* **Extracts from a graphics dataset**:
......
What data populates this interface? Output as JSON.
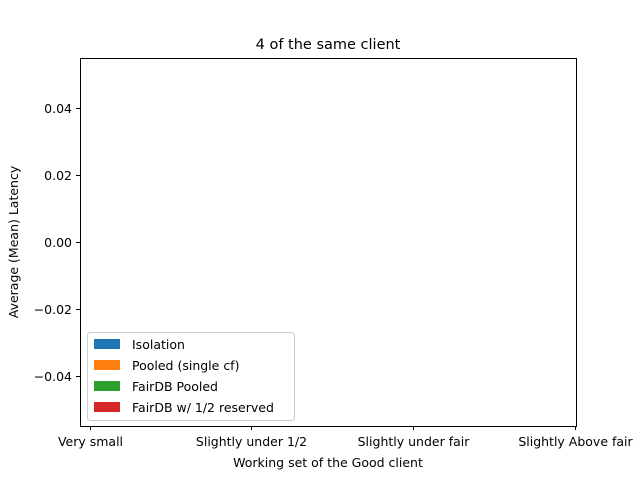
{
  "chart_data": {
    "type": "bar",
    "title": "4 of the same client",
    "xlabel": "Working set of the Good client",
    "ylabel": "Average (Mean) Latency",
    "categories": [
      "Very small",
      "Slightly under 1/2",
      "Slightly under fair",
      "Slightly Above fair"
    ],
    "ylim": [
      -0.055,
      0.055
    ],
    "yticks": [
      -0.04,
      -0.02,
      0.0,
      0.02,
      0.04
    ],
    "ytick_labels": [
      "−0.04",
      "−0.02",
      "0.00",
      "0.02",
      "0.04"
    ],
    "grid": false,
    "legend_position": "lower-left",
    "series": [
      {
        "name": "Isolation",
        "color": "#1f77b4",
        "values": [
          null,
          null,
          null,
          null
        ]
      },
      {
        "name": "Pooled (single cf)",
        "color": "#ff7f0e",
        "values": [
          null,
          null,
          null,
          null
        ]
      },
      {
        "name": "FairDB Pooled",
        "color": "#2ca02c",
        "values": [
          null,
          null,
          null,
          null
        ]
      },
      {
        "name": "FairDB w/ 1/2 reserved",
        "color": "#d62728",
        "values": [
          null,
          null,
          null,
          null
        ]
      }
    ]
  }
}
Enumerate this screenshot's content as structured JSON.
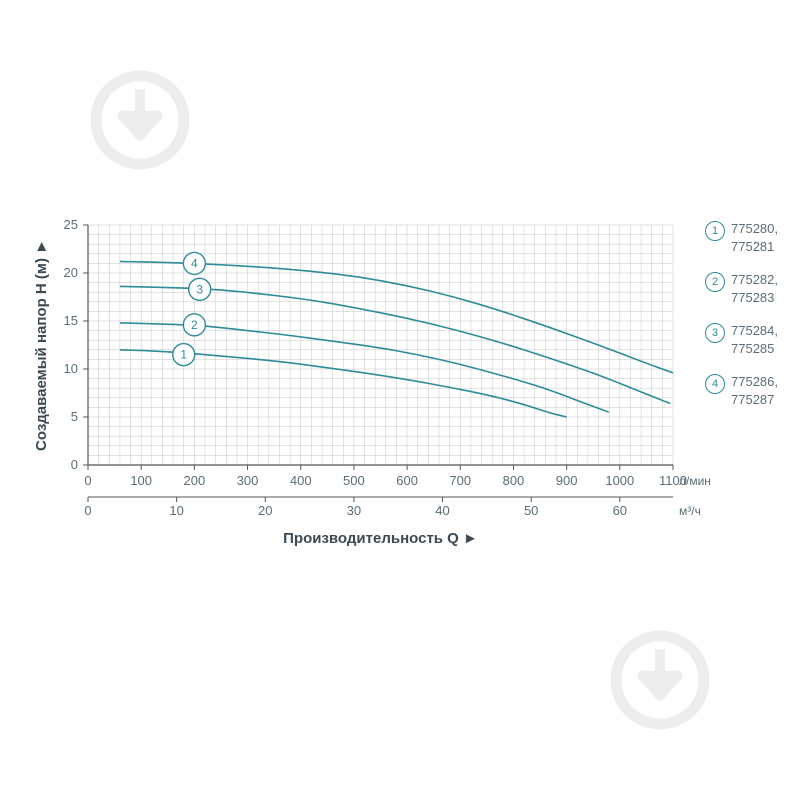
{
  "chart": {
    "type": "line",
    "y_axis": {
      "label": "Создаваемый напор H (м)",
      "min": 0,
      "max": 25,
      "tick_step": 5,
      "minor_step": 1,
      "ticks": [
        0,
        5,
        10,
        15,
        20,
        25
      ]
    },
    "x_axis_top": {
      "min": 0,
      "max": 1100,
      "tick_step": 100,
      "minor_step": 20,
      "ticks": [
        0,
        100,
        200,
        300,
        400,
        500,
        600,
        700,
        800,
        900,
        1000,
        1100
      ],
      "unit": "л/мин"
    },
    "x_axis_bottom": {
      "min": 0,
      "max": 66,
      "ticks": [
        0,
        10,
        20,
        30,
        40,
        50,
        60
      ],
      "unit": "м³/ч",
      "label": "Производительность Q"
    },
    "series_color": "#2e8b9b",
    "grid_color": "#c6c6c6",
    "axis_color": "#555555",
    "background_color": "#ffffff",
    "line_width": 1.6,
    "series": [
      {
        "id": 1,
        "badge_x": 180,
        "badge_y": 11.5,
        "points": [
          [
            60,
            12.0
          ],
          [
            120,
            11.9
          ],
          [
            200,
            11.6
          ],
          [
            280,
            11.2
          ],
          [
            360,
            10.8
          ],
          [
            440,
            10.2
          ],
          [
            520,
            9.6
          ],
          [
            600,
            8.9
          ],
          [
            680,
            8.1
          ],
          [
            760,
            7.2
          ],
          [
            820,
            6.3
          ],
          [
            870,
            5.4
          ],
          [
            900,
            5.0
          ]
        ]
      },
      {
        "id": 2,
        "badge_x": 200,
        "badge_y": 14.6,
        "points": [
          [
            60,
            14.8
          ],
          [
            140,
            14.7
          ],
          [
            220,
            14.5
          ],
          [
            300,
            14.0
          ],
          [
            380,
            13.5
          ],
          [
            460,
            12.9
          ],
          [
            540,
            12.3
          ],
          [
            620,
            11.5
          ],
          [
            700,
            10.5
          ],
          [
            780,
            9.3
          ],
          [
            860,
            8.0
          ],
          [
            930,
            6.5
          ],
          [
            980,
            5.5
          ]
        ]
      },
      {
        "id": 3,
        "badge_x": 210,
        "badge_y": 18.3,
        "points": [
          [
            60,
            18.6
          ],
          [
            150,
            18.5
          ],
          [
            240,
            18.3
          ],
          [
            330,
            17.8
          ],
          [
            420,
            17.2
          ],
          [
            510,
            16.3
          ],
          [
            600,
            15.3
          ],
          [
            690,
            14.1
          ],
          [
            780,
            12.7
          ],
          [
            870,
            11.1
          ],
          [
            960,
            9.4
          ],
          [
            1040,
            7.6
          ],
          [
            1095,
            6.4
          ]
        ]
      },
      {
        "id": 4,
        "badge_x": 200,
        "badge_y": 21.0,
        "points": [
          [
            60,
            21.2
          ],
          [
            150,
            21.1
          ],
          [
            240,
            20.9
          ],
          [
            330,
            20.6
          ],
          [
            420,
            20.2
          ],
          [
            510,
            19.6
          ],
          [
            600,
            18.7
          ],
          [
            690,
            17.5
          ],
          [
            780,
            16.0
          ],
          [
            870,
            14.3
          ],
          [
            960,
            12.5
          ],
          [
            1040,
            10.8
          ],
          [
            1100,
            9.6
          ]
        ]
      }
    ]
  },
  "legend": {
    "items": [
      {
        "num": 1,
        "text": "775280,\n775281"
      },
      {
        "num": 2,
        "text": "775282,\n775283"
      },
      {
        "num": 3,
        "text": "775284,\n775285"
      },
      {
        "num": 4,
        "text": "775286,\n775287"
      }
    ]
  },
  "watermark_color": "#bfbfbf"
}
......
* **INSTRUCTIONS TO FOLLOW**:
Pull out each line of the listing that holds the string "client".

* **RESPONSE TO THE TASK**:
    "title": "4 of the same client",
    "xlabel": "Working set of the Good client",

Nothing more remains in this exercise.